Dataset records
** Start **
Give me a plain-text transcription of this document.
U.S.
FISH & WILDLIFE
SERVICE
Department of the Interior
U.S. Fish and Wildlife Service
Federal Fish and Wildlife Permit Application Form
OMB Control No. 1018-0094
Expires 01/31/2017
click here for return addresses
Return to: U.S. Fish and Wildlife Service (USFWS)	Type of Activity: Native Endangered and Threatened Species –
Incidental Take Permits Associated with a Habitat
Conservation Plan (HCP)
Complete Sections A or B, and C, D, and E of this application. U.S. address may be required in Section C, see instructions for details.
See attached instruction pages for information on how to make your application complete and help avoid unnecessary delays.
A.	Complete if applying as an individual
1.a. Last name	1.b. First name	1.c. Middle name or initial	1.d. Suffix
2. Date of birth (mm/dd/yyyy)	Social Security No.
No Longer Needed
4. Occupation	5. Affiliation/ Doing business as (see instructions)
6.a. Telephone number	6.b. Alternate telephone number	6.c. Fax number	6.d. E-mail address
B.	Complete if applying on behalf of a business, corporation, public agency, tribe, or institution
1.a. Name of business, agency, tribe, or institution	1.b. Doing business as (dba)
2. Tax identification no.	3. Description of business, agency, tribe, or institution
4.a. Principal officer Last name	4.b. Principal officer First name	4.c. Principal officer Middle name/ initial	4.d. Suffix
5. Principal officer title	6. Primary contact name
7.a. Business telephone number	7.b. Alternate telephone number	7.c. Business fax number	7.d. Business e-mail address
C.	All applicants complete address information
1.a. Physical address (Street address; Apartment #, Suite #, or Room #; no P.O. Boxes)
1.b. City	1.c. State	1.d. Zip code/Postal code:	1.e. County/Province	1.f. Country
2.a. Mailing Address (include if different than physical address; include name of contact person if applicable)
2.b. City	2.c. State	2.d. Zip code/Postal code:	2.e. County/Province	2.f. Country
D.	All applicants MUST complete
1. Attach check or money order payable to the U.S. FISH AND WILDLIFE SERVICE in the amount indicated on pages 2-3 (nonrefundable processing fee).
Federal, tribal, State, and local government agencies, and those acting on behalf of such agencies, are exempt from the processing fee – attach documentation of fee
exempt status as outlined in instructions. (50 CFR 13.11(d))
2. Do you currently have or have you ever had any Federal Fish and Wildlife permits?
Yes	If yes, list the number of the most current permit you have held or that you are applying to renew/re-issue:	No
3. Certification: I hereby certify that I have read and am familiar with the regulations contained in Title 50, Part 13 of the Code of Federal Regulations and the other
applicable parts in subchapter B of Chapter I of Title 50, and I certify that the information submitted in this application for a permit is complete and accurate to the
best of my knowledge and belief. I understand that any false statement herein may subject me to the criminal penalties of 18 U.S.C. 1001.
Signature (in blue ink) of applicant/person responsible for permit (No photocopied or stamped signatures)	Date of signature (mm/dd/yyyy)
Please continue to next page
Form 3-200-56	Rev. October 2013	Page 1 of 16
** End **
Locate the lines above that contain "County" and copy them.

Answer to the problem:
1.b. City	1.c. State	1.d. Zip code/Postal code:	1.e. County/Province	1.f. Country
2.b. City	2.c. State	2.d. Zip code/Postal code:	2.e. County/Province	2.f. Country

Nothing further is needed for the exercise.